Dataset records
━━━
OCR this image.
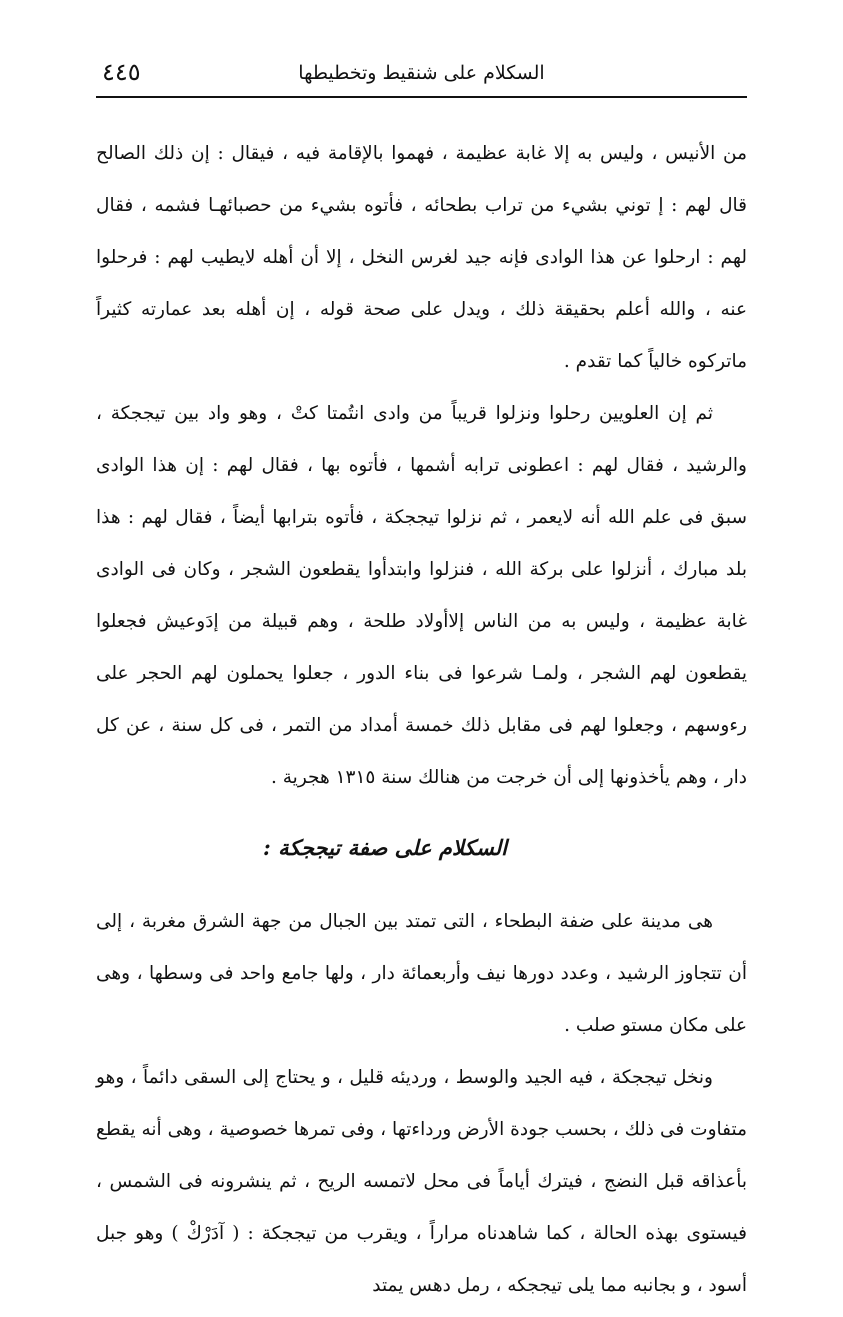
السكلام على شنقيط وتخطيطها
٤٤٥

من الأنيس ، وليس به إلا غابة عظيمة ، فهموا بالإقامة فيه ، فيقال : إن ذلك الصالح قال لهم : إ توني بشيء من تراب بطحائه ، فأتوه بشيء من حصبائهـا فشمه ، فقال لهم : ارحلوا عن هذا الوادى فإنه جيد لغرس النخل ، إلا أن أهله لايطيب لهم : فرحلوا عنه ، والله أعلم بحقيقة ذلك ، ويدل على صحة قوله ، إن أهله بعد عمارته كثيراً ماتركوه خالياً كما تقدم .

ثم إن العلويين رحلوا ونزلوا قريباً من وادى انتُمتا كتْ ، وهو واد بين تيججكة ، والرشيد ، فقال لهم : اعطونى ترابه أشمها ، فأتوه بها ، فقال لهم : إن هذا الوادى سبق فى علم الله أنه لايعمر ، ثم نزلوا تيججكة ، فأتوه بترابها أيضاً ، فقال لهم : هذا بلد مبارك ، أنزلوا على بركة الله ، فنزلوا وابتدأوا يقطعون الشجر ، وكان فى الوادى غابة عظيمة ، وليس به من الناس إلاأولاد طلحة ، وهم قبيلة من إدَوعيش فجعلوا يقطعون لهم الشجر ، ولمـا شرعوا فى بناء الدور ، جعلوا يحملون لهم الحجر على رءوسهم ، وجعلوا لهم فى مقابل ذلك خمسة أمداد من التمر ، فى كل سنة ، عن كل دار ، وهم يأخذونها إلى أن خرجت من هنالك سنة ١٣١٥ هجرية .

السكلام على صفة تيججكة :

هى مدينة على ضفة البطحاء ، التى تمتد بين الجبال من جهة الشرق مغربة ، إلى أن تتجاوز الرشيد ، وعدد دورها نيف وأربعمائة دار ، ولها جامع واحد فى وسطها ، وهى على مكان مستو صلب .

ونخل تيججكة ، فيه الجيد والوسط ، ورديئه قليل ، و يحتاج إلى السقى دائماً ، وهو متفاوت فى ذلك ، بحسب جودة الأرض ورداءتها ، وفى تمرها خصوصية ، وهى أنه يقطع بأعذاقه قبل النضج ، فيترك أياماً فى محل لاتمسه الريح ، ثم ينشرونه فى الشمس ، فيستوى بهذه الحالة ، كما شاهدناه مراراً ، ويقرب من تيججكة : ( آدَرْكْ ) وهو جبل أسود ، و بجانبه مما يلى تيججكه ، رمل دهس يمتد
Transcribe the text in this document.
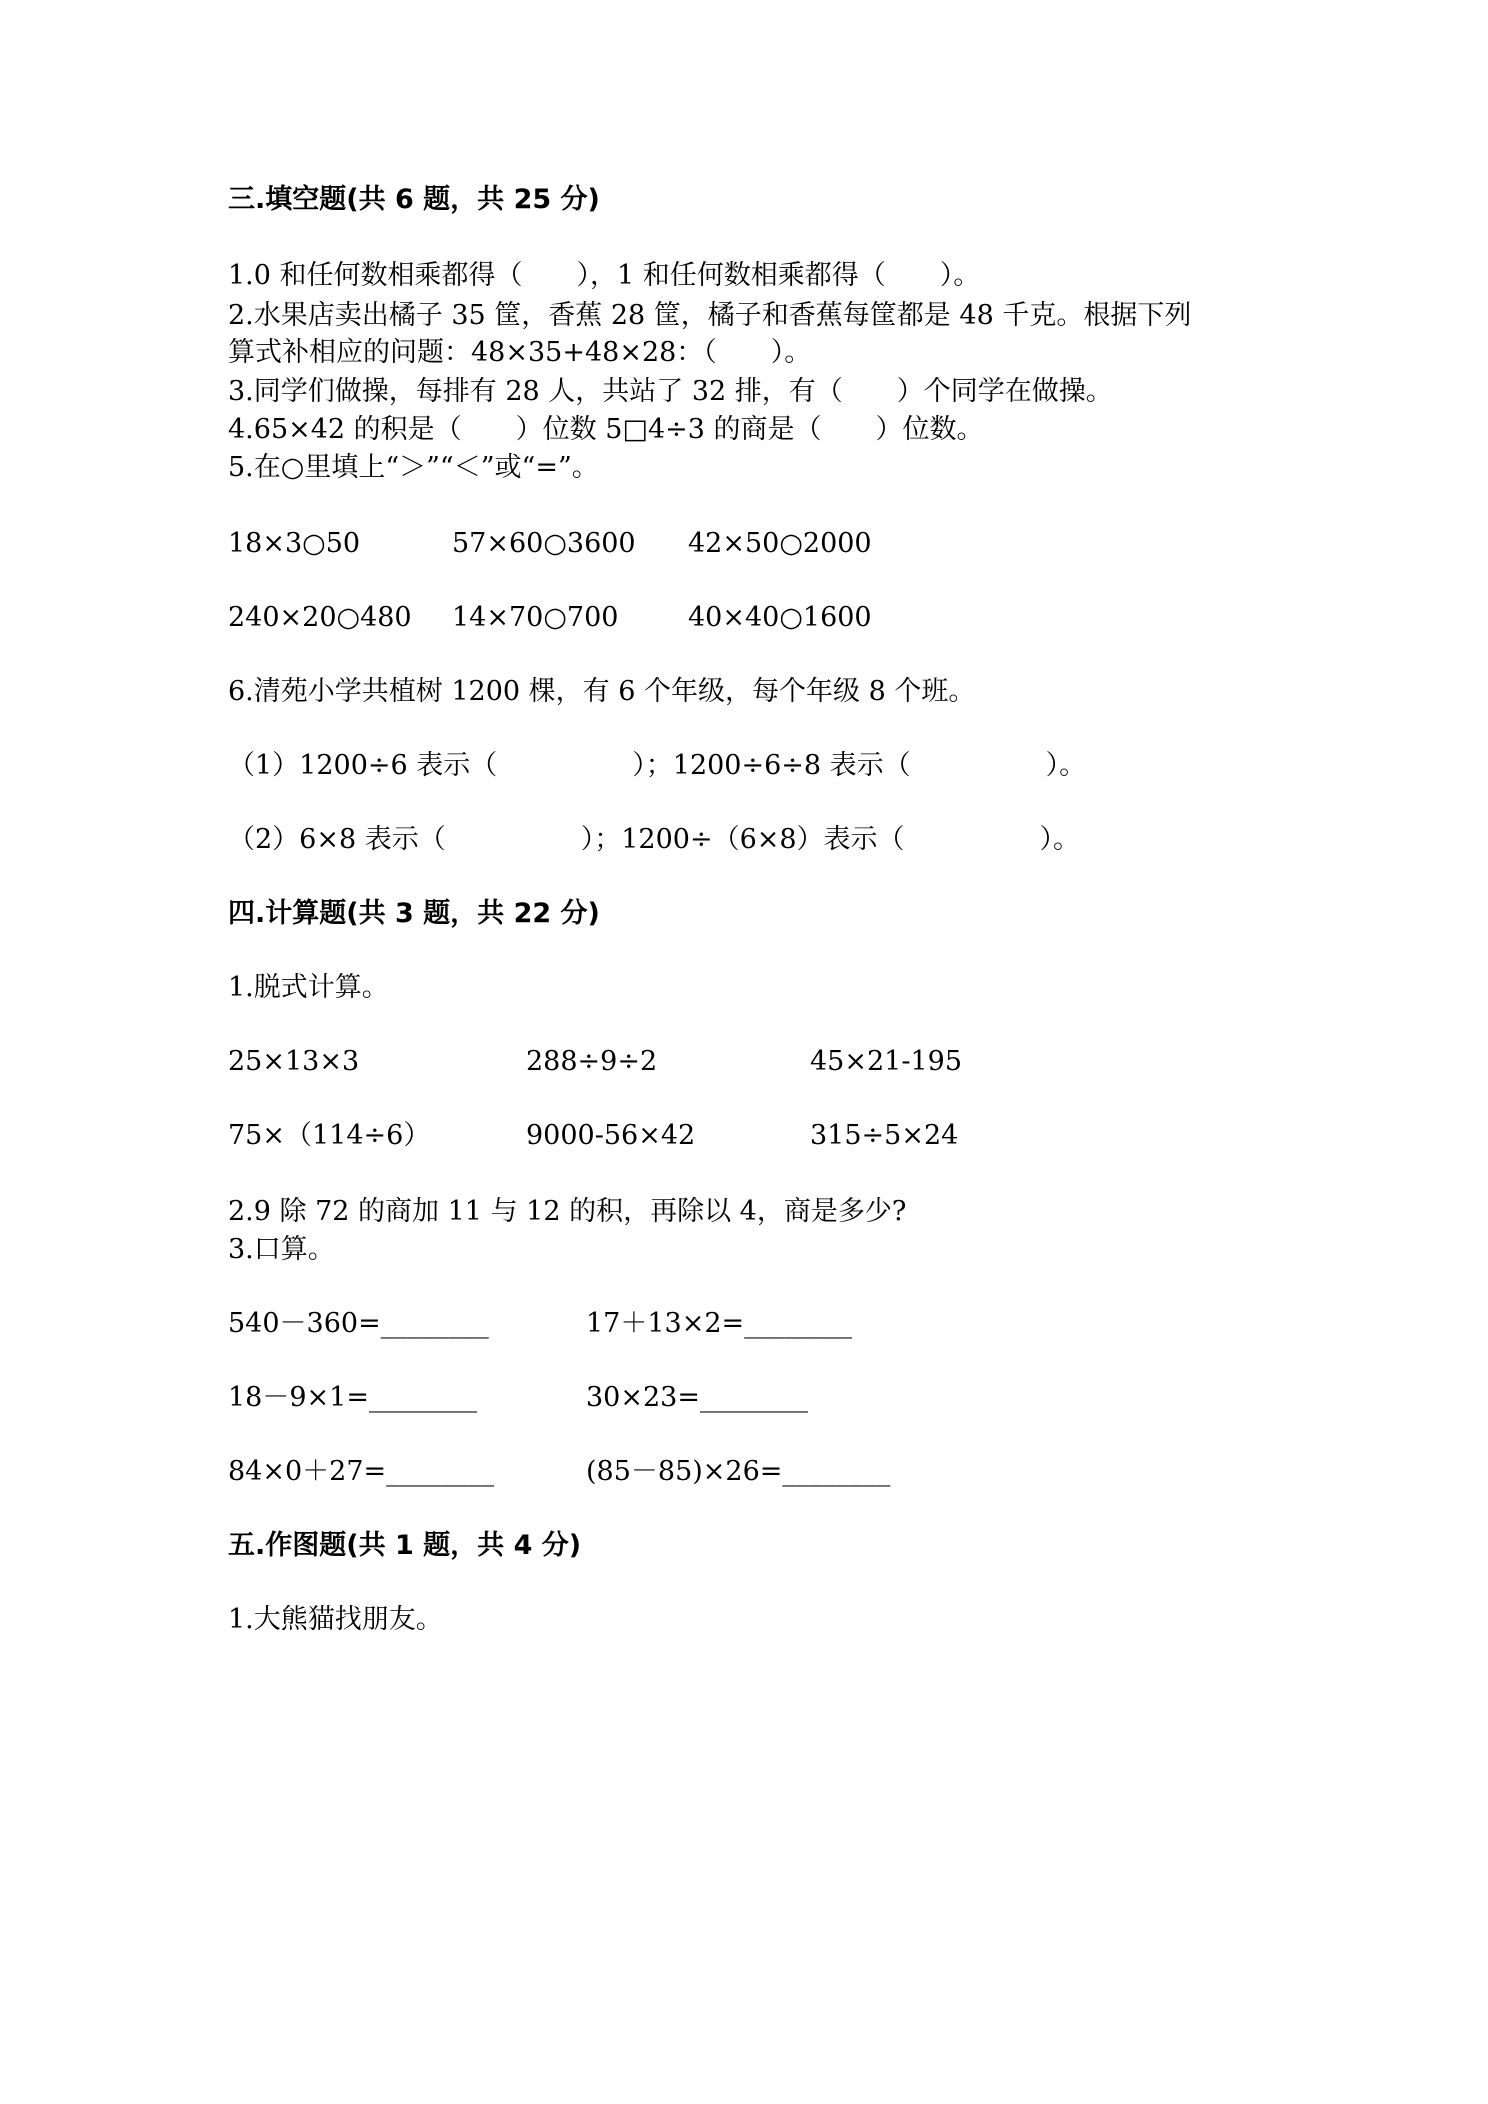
三.填空题(共 6 题，共 25 分)
1.0 和任何数相乘都得（　　），1 和任何数相乘都得（　　）。
2.水果店卖出橘子 35 筐，香蕉 28 筐，橘子和香蕉每筐都是 48 千克。根据下列
算式补相应的问题：48×35+48×28：（　　）。
3.同学们做操，每排有 28 人，共站了 32 排，有（　　）个同学在做操。
4.65×42 的积是（　　）位数 5□4÷3 的商是（　　）位数。
5.在○里填上“＞”“＜”或“=”。
18×3○50	57×60○3600 42×50○2000
240×20○480 14×70○700	40×40○1600
6.清苑小学共植树 1200 棵，有 6 个年级，每个年级 8 个班。
（1）1200÷6 表示（　　　　　）；1200÷6÷8 表示（　　　　　）。
（2）6×8 表示（　　　　　）；1200÷（6×8）表示（　　　　　）。
四.计算题(共 3 题，共 22 分)
1.脱式计算。
25×13×3	288÷9÷2	45×21-195
75×（114÷6）	9000-56×42	315÷5×24
2.9 除 72 的商加 11 与 12 的积，再除以 4，商是多少?
3.口算。
540－360=________	17＋13×2=________
18－9×1=________	30×23=________
84×0＋27=________	(85－85)×26=________
五.作图题(共 1 题，共 4 分)
1.大熊猫找朋友。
━━━
Quote every record above exactly, leaving out any pictures.

OCR this image.
السكلام على شنقيط وتخطيطها
٤٤٥

من الأنيس ، وليس به إلا غابة عظيمة ، فهموا بالإقامة فيه ، فيقال : إن ذلك الصالح قال لهم : إ توني بشيء من تراب بطحائه ، فأتوه بشيء من حصبائهـا فشمه ، فقال لهم : ارحلوا عن هذا الوادى فإنه جيد لغرس النخل ، إلا أن أهله لايطيب لهم : فرحلوا عنه ، والله أعلم بحقيقة ذلك ، ويدل على صحة قوله ، إن أهله بعد عمارته كثيراً ماتركوه خالياً كما تقدم .

ثم إن العلويين رحلوا ونزلوا قريباً من وادى انتُمتا كتْ ، وهو واد بين تيججكة ، والرشيد ، فقال لهم : اعطونى ترابه أشمها ، فأتوه بها ، فقال لهم : إن هذا الوادى سبق فى علم الله أنه لايعمر ، ثم نزلوا تيججكة ، فأتوه بترابها أيضاً ، فقال لهم : هذا بلد مبارك ، أنزلوا على بركة الله ، فنزلوا وابتدأوا يقطعون الشجر ، وكان فى الوادى غابة عظيمة ، وليس به من الناس إلاأولاد طلحة ، وهم قبيلة من إدَوعيش فجعلوا يقطعون لهم الشجر ، ولمـا شرعوا فى بناء الدور ، جعلوا يحملون لهم الحجر على رءوسهم ، وجعلوا لهم فى مقابل ذلك خمسة أمداد من التمر ، فى كل سنة ، عن كل دار ، وهم يأخذونها إلى أن خرجت من هنالك سنة ١٣١٥ هجرية .

السكلام على صفة تيججكة :

هى مدينة على ضفة البطحاء ، التى تمتد بين الجبال من جهة الشرق مغربة ، إلى أن تتجاوز الرشيد ، وعدد دورها نيف وأربعمائة دار ، ولها جامع واحد فى وسطها ، وهى على مكان مستو صلب .

ونخل تيججكة ، فيه الجيد والوسط ، ورديئه قليل ، و يحتاج إلى السقى دائماً ، وهو متفاوت فى ذلك ، بحسب جودة الأرض ورداءتها ، وفى تمرها خصوصية ، وهى أنه يقطع بأعذاقه قبل النضج ، فيترك أياماً فى محل لاتمسه الريح ، ثم ينشرونه فى الشمس ، فيستوى بهذه الحالة ، كما شاهدناه مراراً ، ويقرب من تيججكة : ( آدَرْكْ ) وهو جبل أسود ، و بجانبه مما يلى تيججكه ، رمل دهس يمتد
Transcribe the text in this document.
三.填空题(共 6 题，共 25 分)
1.0 和任何数相乘都得（　　），1 和任何数相乘都得（　　）。
2.水果店卖出橘子 35 筐，香蕉 28 筐，橘子和香蕉每筐都是 48 千克。根据下列
算式补相应的问题：48×35+48×28：（　　）。
3.同学们做操，每排有 28 人，共站了 32 排，有（　　）个同学在做操。
4.65×42 的积是（　　）位数 5□4÷3 的商是（　　）位数。
5.在○里填上“＞”“＜”或“=”。
18×3○50	57×60○3600 42×50○2000
240×20○480 14×70○700	40×40○1600
6.清苑小学共植树 1200 棵，有 6 个年级，每个年级 8 个班。
（1）1200÷6 表示（　　　　　）；1200÷6÷8 表示（　　　　　）。
（2）6×8 表示（　　　　　）；1200÷（6×8）表示（　　　　　）。
四.计算题(共 3 题，共 22 分)
1.脱式计算。
25×13×3	288÷9÷2	45×21-195
75×（114÷6）	9000-56×42	315÷5×24
2.9 除 72 的商加 11 与 12 的积，再除以 4，商是多少?
3.口算。
540－360=________	17＋13×2=________
18－9×1=________	30×23=________
84×0＋27=________	(85－85)×26=________
五.作图题(共 1 题，共 4 分)
1.大熊猫找朋友。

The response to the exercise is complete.